***** STORED DATA

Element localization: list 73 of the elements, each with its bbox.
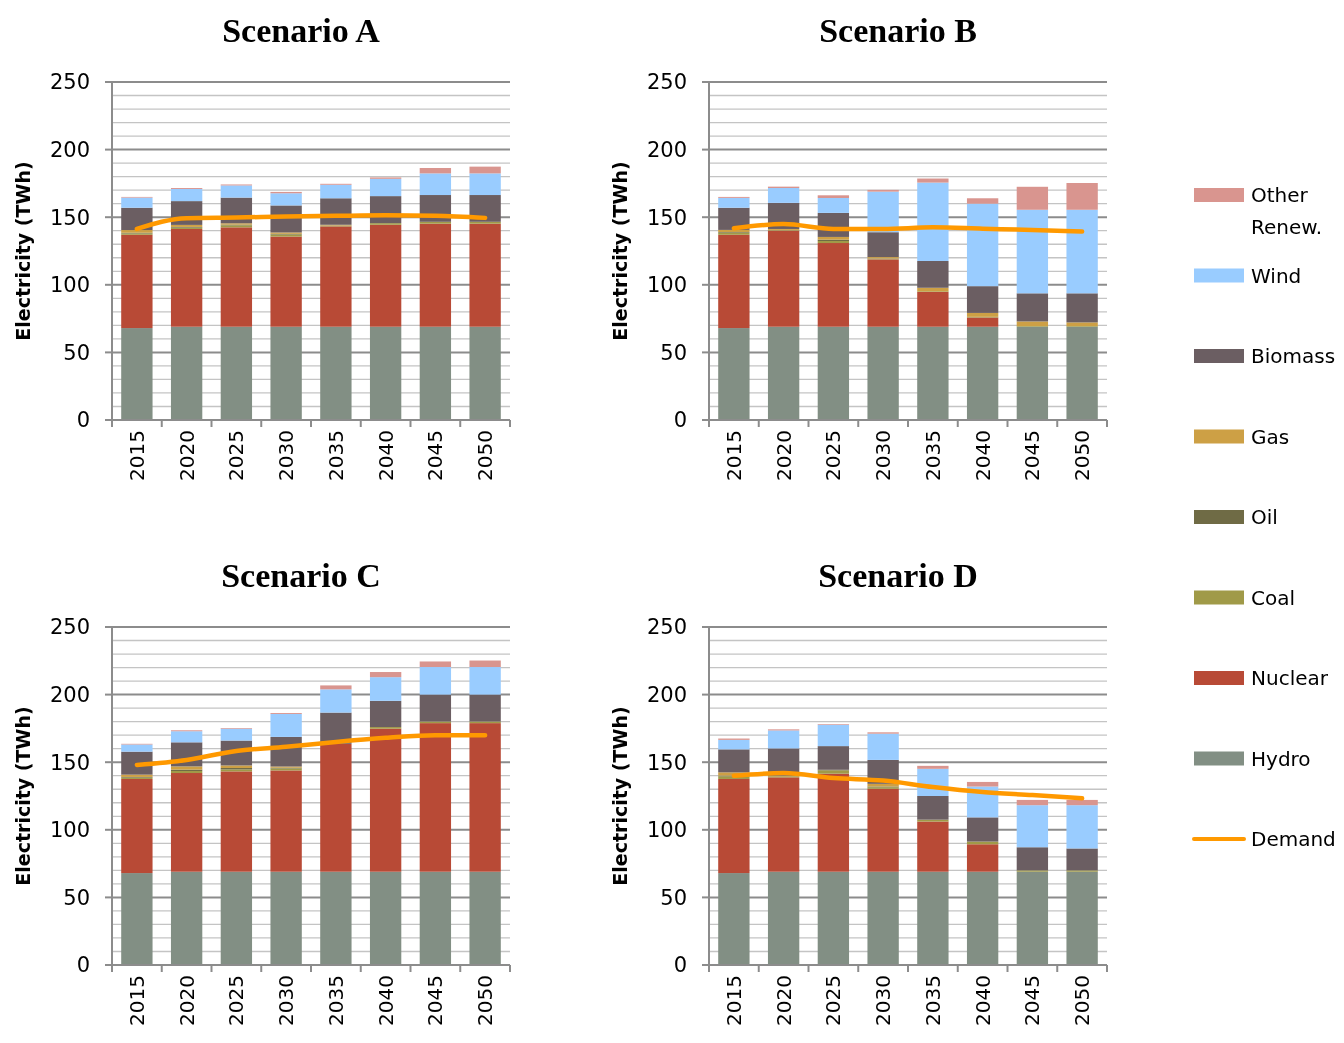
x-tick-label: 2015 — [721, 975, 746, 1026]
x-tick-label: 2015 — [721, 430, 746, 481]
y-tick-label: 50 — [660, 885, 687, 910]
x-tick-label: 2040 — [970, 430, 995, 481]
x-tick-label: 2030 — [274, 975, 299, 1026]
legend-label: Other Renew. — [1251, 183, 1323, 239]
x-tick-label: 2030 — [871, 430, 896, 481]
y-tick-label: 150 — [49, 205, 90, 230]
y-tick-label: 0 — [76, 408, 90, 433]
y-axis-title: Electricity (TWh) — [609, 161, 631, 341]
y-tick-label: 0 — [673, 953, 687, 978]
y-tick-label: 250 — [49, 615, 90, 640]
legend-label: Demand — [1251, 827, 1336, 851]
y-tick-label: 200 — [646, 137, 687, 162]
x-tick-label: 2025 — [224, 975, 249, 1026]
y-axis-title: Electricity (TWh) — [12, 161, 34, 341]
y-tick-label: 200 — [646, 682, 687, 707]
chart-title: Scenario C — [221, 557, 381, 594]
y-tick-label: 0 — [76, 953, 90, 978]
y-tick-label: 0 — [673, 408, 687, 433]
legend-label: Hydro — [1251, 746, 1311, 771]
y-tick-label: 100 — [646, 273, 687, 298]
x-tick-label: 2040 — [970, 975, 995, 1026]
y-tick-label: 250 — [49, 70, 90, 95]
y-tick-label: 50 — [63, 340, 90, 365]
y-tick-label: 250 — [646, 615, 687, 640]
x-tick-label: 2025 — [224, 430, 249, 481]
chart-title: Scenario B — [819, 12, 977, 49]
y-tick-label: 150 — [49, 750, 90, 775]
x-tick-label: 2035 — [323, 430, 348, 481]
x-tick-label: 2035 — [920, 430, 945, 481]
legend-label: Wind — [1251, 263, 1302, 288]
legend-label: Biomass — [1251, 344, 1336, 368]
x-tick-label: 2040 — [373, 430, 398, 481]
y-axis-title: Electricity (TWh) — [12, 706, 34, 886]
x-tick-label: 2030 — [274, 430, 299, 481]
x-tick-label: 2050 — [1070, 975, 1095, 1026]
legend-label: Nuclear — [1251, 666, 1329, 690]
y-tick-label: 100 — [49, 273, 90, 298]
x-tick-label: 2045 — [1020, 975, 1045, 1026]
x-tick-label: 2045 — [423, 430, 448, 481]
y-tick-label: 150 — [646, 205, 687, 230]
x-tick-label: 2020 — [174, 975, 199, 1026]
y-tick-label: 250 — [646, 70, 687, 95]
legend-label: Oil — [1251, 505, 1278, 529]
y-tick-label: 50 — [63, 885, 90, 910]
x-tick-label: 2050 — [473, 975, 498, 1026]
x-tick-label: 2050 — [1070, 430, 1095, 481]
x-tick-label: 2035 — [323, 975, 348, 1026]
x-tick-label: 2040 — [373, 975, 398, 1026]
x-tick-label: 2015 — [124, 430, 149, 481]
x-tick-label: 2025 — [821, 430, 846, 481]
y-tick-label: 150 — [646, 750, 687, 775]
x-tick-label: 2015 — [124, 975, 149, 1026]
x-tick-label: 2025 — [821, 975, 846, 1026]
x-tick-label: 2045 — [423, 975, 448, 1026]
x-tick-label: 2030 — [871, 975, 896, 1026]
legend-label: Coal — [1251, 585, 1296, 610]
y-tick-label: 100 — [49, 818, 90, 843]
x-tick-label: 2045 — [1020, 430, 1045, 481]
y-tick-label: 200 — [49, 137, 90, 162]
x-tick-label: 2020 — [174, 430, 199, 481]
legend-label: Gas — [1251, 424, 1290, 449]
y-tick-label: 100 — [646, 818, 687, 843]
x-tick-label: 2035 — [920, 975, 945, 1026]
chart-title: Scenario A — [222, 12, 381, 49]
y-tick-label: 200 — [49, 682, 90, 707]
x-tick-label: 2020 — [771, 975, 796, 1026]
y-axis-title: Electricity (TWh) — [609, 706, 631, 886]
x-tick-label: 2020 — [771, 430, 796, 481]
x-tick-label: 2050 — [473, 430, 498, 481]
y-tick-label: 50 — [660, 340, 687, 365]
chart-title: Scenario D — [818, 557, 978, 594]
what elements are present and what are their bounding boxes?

**********
***** STORED DATA

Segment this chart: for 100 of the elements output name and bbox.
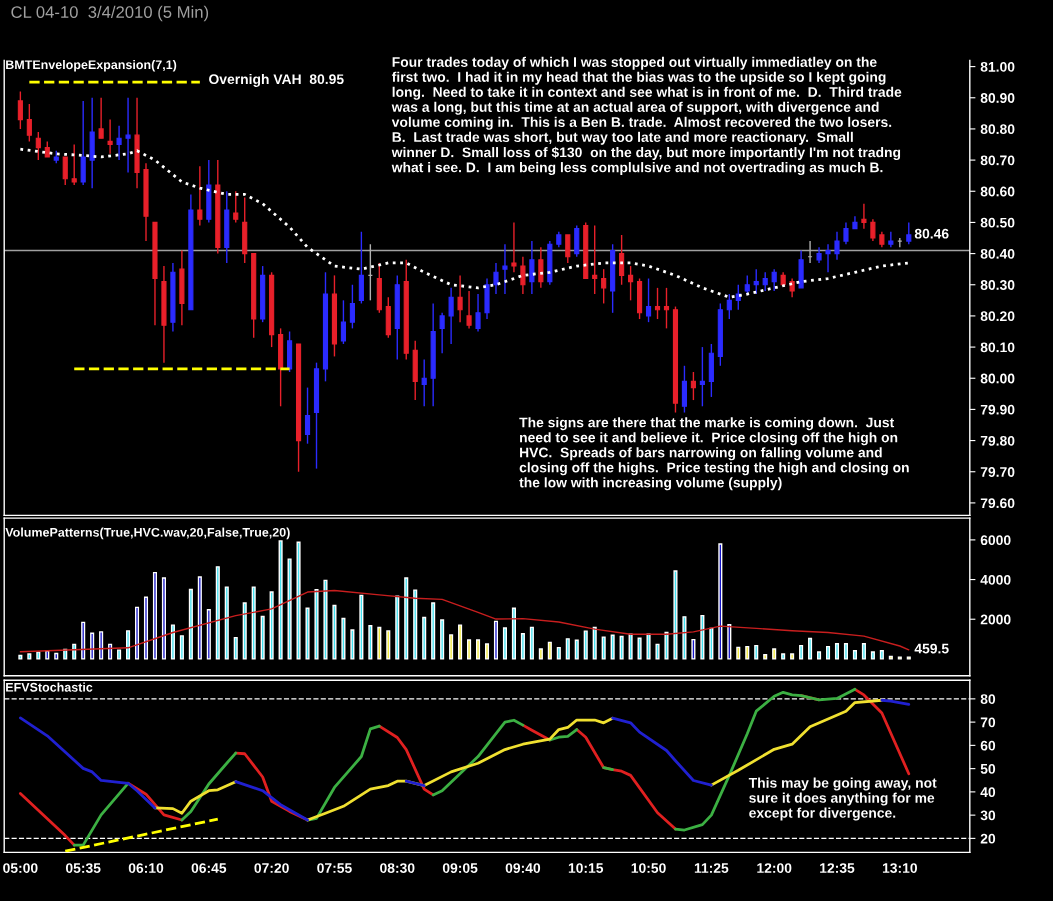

**********

:: JOB ::
Put every line above, from the one containing "Element localization: list" down to the one containing "y-tick-label: 100 — [49, 273, 90, 298]", both included, into a numbered list, omitting blank lines and pictures.

:: ANSWER TO THIS EXERCISE ::
1. Element localization: list 73 of the elements, each with its bbox.
2. x-tick-label: 2015 — [721, 975, 746, 1026]
3. x-tick-label: 2015 — [721, 430, 746, 481]
4. y-tick-label: 50 — [660, 885, 687, 910]
5. x-tick-label: 2040 — [970, 430, 995, 481]
6. x-tick-label: 2030 — [274, 975, 299, 1026]
7. legend-label: Other Renew. — [1251, 183, 1323, 239]
8. x-tick-label: 2030 — [871, 430, 896, 481]
9. y-tick-label: 150 — [49, 205, 90, 230]
10. y-tick-label: 0 — [76, 408, 90, 433]
11. y-axis-title: Electricity (TWh) — [609, 161, 631, 341]
12. y-tick-label: 0 — [673, 953, 687, 978]
13. y-tick-label: 250 — [49, 615, 90, 640]
14. legend-label: Demand — [1251, 827, 1336, 851]
15. y-tick-label: 200 — [646, 137, 687, 162]
16. x-tick-label: 2025 — [224, 975, 249, 1026]
17. y-axis-title: Electricity (TWh) — [12, 161, 34, 341]
18. y-tick-label: 200 — [646, 682, 687, 707]
19. chart-title: Scenario C — [221, 557, 381, 594]
20. y-tick-label: 0 — [76, 953, 90, 978]
21. y-tick-label: 0 — [673, 408, 687, 433]
22. legend-label: Hydro — [1251, 746, 1311, 771]
23. y-tick-label: 100 — [646, 273, 687, 298]
24. x-tick-label: 2040 — [970, 975, 995, 1026]
25. y-tick-label: 250 — [49, 70, 90, 95]
26. y-tick-label: 50 — [63, 340, 90, 365]
27. y-tick-label: 250 — [646, 615, 687, 640]
28. x-tick-label: 2025 — [224, 430, 249, 481]
29. chart-title: Scenario B — [819, 12, 977, 49]
30. y-tick-label: 150 — [49, 750, 90, 775]
31. x-tick-label: 2035 — [323, 430, 348, 481]
32. x-tick-label: 2035 — [920, 430, 945, 481]
33. legend-label: Wind — [1251, 263, 1302, 288]
34. legend-label: Biomass — [1251, 344, 1336, 368]
35. x-tick-label: 2040 — [373, 430, 398, 481]
36. y-axis-title: Electricity (TWh) — [12, 706, 34, 886]
37. x-tick-label: 2030 — [274, 430, 299, 481]
38. x-tick-label: 2050 — [1070, 975, 1095, 1026]
39. legend-label: Nuclear — [1251, 666, 1329, 690]
40. y-tick-label: 100 — [49, 273, 90, 298]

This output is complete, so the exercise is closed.